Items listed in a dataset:
--- BEGIN ---
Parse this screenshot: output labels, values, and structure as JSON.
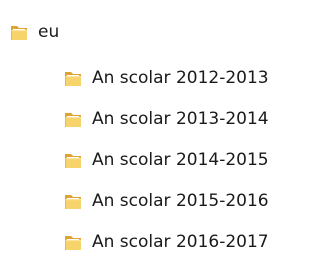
{
  "tree": {
    "root": {
      "label": "eu",
      "icon": "folder-icon"
    },
    "children": [
      {
        "label": "An scolar 2012-2013",
        "icon": "folder-icon"
      },
      {
        "label": "An scolar 2013-2014",
        "icon": "folder-icon"
      },
      {
        "label": "An scolar 2014-2015",
        "icon": "folder-icon"
      },
      {
        "label": "An scolar 2015-2016",
        "icon": "folder-icon"
      },
      {
        "label": "An scolar 2016-2017",
        "icon": "folder-icon"
      }
    ]
  },
  "colors": {
    "folder_light": "#f6d36b",
    "folder_mid": "#e8b13f",
    "folder_dark": "#c98a1c",
    "folder_paper": "#ffffff",
    "text": "#1a1a1a"
  }
}
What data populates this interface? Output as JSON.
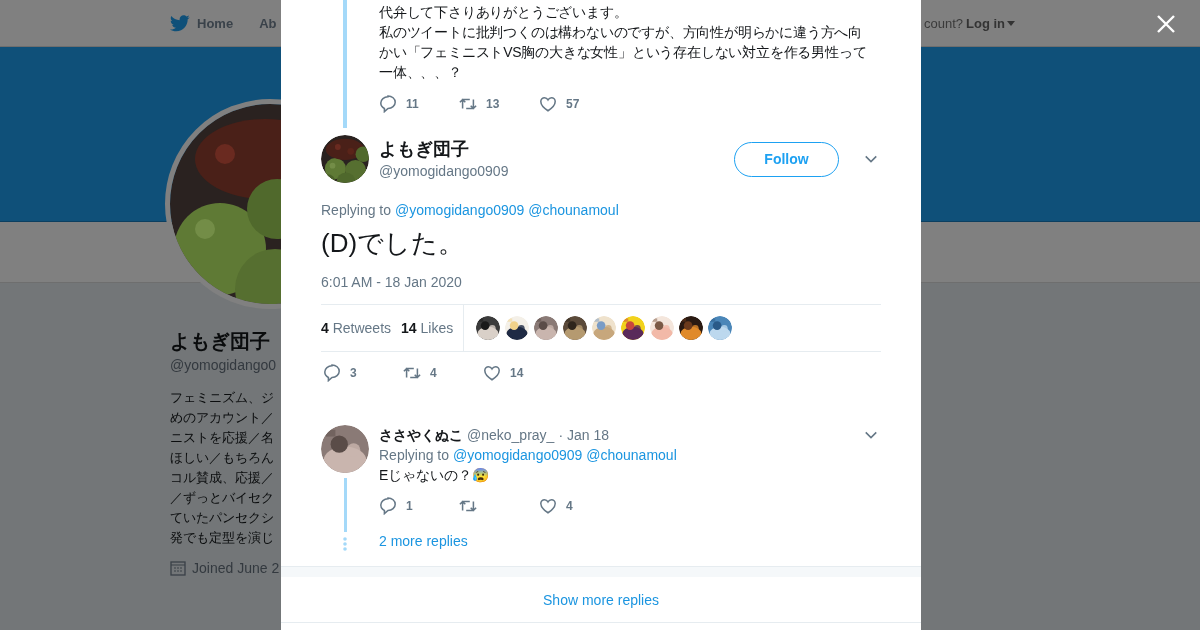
{
  "topnav": {
    "items": [
      {
        "label": "Home",
        "kind": "home"
      },
      {
        "label": "Ab",
        "kind": "link"
      }
    ],
    "account_prompt": "count?",
    "login": "Log in"
  },
  "profile": {
    "name": "よもぎ団子",
    "handle": "@yomogidango0",
    "bio_lines": [
      "フェミニズム、ジ",
      "めのアカウント／",
      "ニストを応援／名",
      "ほしい／もちろん",
      "コル賛成、応援／",
      "／ずっとバイセク",
      "ていたパンセクシ",
      "発でも定型を演じ"
    ],
    "joined": "Joined June 2"
  },
  "modal": {
    "previous_tweet": {
      "text_lines": [
        "代弁して下さりありがとうございます。",
        "私のツイートに批判つくのは構わないのですが、方向性が明らかに違う方へ向",
        "かい「フェミニストVS胸の大きな女性」という存在しない対立を作る男性って",
        "一体、、、？"
      ],
      "replies": "11",
      "retweets": "13",
      "likes": "57"
    },
    "tweet": {
      "name": "よもぎ団子",
      "handle": "@yomogidango0909",
      "follow": "Follow",
      "replying_label": "Replying to",
      "mentions": [
        "@yomogidango0909",
        "@chounamoul"
      ],
      "text": "(D)でした。",
      "time": "6:01 AM - 18 Jan 2020",
      "retweet_count": "4",
      "retweet_label": "Retweets",
      "like_count": "14",
      "like_label": "Likes",
      "replies": "3",
      "retweets": "4",
      "likes": "14"
    },
    "replies": [
      {
        "name": "ささやくぬこ",
        "handle": "@neko_pray_",
        "separator": "·",
        "date": "Jan 18",
        "replying_label": "Replying to",
        "mentions": [
          "@yomogidango0909",
          "@chounamoul"
        ],
        "text": "Eじゃないの？😰",
        "replies": "1",
        "likes": "4",
        "more_replies": "2 more replies"
      }
    ],
    "show_more": "Show more replies"
  }
}
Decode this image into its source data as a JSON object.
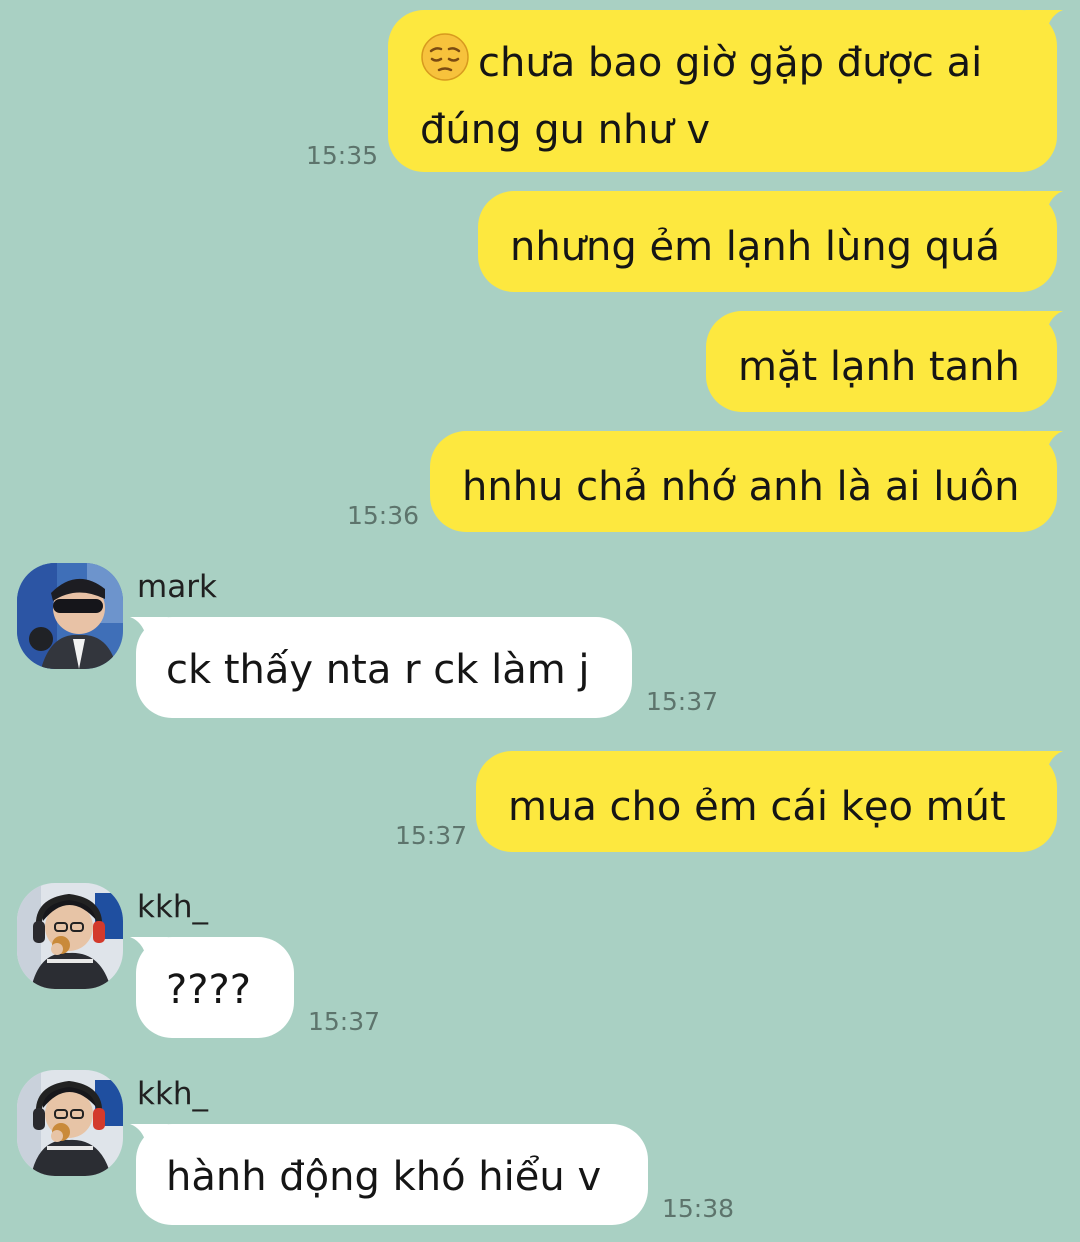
{
  "chat": {
    "messages": [
      {
        "id": "m1",
        "direction": "outgoing",
        "time": "15:35",
        "emoji": "pensive-face",
        "line1": "chưa bao giờ gặp được ai",
        "line2": "đúng gu như v"
      },
      {
        "id": "m2",
        "direction": "outgoing",
        "text": "nhưng ẻm lạnh lùng quá"
      },
      {
        "id": "m3",
        "direction": "outgoing",
        "text": "mặt lạnh tanh"
      },
      {
        "id": "m4",
        "direction": "outgoing",
        "time": "15:36",
        "text": "hnhu chả nhớ anh là ai luôn"
      },
      {
        "id": "m5",
        "direction": "incoming",
        "sender": "mark",
        "time": "15:37",
        "text": "ck thấy nta r ck làm j"
      },
      {
        "id": "m6",
        "direction": "outgoing",
        "time": "15:37",
        "text": "mua cho ẻm cái kẹo mút"
      },
      {
        "id": "m7",
        "direction": "incoming",
        "sender": "kkh_",
        "time": "15:37",
        "text": "????"
      },
      {
        "id": "m8",
        "direction": "incoming",
        "sender": "kkh_",
        "time": "15:38",
        "text": "hành động khó hiểu v"
      }
    ]
  },
  "colors": {
    "background": "#a9d0c3",
    "outgoing_bubble": "#fde83f",
    "incoming_bubble": "#ffffff",
    "timestamp": "#5d746c"
  }
}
--- END ---
Exercise instructions: Where a line of the entries contains the word "JSON", copy that line.

Written reply:
Parse this screenshot: output labels, values, and structure as JSON.
What data populates this interface? Output as JSON.
Decode this image into its source data as a JSON object.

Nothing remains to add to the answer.